* _The exercise_
In the entries, find all lines that hold the word "name" and copy them.

* _Supplied records_

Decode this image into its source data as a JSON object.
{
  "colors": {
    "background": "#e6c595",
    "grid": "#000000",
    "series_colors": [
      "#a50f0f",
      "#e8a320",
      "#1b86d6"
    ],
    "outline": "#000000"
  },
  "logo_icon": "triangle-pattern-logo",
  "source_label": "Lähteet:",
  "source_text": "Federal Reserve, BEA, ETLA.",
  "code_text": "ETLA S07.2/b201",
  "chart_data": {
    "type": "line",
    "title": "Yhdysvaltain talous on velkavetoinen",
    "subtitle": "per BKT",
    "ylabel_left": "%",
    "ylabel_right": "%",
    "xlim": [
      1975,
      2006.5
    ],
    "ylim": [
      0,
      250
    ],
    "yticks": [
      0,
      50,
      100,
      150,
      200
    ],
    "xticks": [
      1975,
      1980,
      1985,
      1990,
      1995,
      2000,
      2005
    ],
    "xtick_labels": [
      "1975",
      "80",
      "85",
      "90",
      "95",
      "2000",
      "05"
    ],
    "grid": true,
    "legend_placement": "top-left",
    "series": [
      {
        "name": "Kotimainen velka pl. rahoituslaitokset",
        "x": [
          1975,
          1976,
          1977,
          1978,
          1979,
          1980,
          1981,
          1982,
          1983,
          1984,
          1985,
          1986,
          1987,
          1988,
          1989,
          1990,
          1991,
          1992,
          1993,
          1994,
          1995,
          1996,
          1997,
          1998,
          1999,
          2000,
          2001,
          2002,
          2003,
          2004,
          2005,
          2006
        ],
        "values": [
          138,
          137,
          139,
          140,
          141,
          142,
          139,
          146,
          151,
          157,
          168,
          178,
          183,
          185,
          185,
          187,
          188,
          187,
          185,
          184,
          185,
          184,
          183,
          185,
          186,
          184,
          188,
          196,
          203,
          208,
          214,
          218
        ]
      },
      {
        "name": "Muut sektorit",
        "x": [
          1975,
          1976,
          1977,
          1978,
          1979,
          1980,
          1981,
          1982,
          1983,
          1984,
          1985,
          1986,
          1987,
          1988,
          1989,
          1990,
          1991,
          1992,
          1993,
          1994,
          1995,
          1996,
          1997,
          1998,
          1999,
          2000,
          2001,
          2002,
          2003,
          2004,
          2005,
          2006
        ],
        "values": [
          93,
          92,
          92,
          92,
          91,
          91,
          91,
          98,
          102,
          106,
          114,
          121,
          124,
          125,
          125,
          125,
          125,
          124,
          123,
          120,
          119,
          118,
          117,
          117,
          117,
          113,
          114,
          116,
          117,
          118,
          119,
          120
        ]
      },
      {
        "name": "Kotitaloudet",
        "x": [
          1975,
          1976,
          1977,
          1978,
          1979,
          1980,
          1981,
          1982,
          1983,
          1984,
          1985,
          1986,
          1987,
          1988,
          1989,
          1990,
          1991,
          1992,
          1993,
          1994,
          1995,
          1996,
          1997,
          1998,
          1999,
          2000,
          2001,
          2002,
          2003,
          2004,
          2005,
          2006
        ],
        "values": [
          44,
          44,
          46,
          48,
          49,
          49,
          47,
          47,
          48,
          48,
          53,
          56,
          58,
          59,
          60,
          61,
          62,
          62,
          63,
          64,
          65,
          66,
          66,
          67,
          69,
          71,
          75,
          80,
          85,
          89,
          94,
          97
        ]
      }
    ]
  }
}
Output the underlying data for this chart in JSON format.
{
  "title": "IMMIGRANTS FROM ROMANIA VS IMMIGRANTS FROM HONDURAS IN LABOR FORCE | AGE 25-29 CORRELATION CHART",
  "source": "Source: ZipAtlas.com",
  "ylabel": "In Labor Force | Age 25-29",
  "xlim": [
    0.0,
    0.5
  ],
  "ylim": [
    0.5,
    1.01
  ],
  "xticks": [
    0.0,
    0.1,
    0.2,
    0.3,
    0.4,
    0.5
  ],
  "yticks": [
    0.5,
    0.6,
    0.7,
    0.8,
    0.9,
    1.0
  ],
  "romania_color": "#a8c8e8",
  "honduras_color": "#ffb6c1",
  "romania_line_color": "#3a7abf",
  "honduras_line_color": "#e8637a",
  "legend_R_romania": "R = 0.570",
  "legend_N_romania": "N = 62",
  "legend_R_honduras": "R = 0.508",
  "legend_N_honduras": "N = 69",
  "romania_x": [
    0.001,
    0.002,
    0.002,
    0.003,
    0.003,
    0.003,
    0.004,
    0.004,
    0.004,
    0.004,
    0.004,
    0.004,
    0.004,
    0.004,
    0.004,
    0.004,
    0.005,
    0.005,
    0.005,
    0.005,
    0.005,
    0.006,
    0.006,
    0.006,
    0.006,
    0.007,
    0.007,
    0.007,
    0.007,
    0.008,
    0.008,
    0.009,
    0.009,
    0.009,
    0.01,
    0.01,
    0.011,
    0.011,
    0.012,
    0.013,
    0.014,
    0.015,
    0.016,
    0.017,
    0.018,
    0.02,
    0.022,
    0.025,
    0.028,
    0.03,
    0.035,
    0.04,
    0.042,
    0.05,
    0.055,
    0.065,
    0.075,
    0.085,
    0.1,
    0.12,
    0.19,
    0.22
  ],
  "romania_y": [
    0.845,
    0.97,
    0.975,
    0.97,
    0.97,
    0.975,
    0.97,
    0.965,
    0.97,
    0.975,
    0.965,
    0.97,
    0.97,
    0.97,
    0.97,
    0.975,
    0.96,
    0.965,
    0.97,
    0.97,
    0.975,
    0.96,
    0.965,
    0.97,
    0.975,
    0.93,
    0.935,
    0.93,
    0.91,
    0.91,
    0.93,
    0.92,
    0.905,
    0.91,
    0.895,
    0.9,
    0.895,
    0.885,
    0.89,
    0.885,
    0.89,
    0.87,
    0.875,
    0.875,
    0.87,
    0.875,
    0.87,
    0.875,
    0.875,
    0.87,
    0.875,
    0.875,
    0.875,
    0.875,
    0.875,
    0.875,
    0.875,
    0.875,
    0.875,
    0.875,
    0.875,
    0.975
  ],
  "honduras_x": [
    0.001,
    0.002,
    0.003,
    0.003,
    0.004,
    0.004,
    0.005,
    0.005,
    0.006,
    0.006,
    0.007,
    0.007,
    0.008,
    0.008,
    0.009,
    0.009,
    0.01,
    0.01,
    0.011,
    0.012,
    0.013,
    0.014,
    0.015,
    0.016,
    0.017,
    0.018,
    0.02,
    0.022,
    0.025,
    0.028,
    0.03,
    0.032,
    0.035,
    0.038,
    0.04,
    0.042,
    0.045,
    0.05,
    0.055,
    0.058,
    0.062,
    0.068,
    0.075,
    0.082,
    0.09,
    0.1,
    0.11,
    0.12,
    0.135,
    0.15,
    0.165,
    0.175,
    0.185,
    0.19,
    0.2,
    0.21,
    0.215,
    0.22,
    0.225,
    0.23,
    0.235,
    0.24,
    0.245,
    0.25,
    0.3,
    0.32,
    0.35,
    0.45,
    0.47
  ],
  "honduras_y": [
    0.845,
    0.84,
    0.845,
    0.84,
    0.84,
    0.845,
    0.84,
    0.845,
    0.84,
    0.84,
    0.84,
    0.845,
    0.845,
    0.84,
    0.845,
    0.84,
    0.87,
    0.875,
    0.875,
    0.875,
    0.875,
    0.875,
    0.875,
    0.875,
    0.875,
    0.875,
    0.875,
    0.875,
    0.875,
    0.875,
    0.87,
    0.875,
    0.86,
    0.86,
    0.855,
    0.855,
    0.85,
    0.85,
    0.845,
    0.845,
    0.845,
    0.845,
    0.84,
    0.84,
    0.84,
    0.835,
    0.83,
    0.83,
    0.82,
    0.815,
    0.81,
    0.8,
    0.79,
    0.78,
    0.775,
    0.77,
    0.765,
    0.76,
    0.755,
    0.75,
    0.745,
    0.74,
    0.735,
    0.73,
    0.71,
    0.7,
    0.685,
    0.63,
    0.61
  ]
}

* _The solution_
        "name": "Kotimainen velka pl. rahoituslaitokset",
        "name": "Muut sektorit",
        "name": "Kotitaloudet",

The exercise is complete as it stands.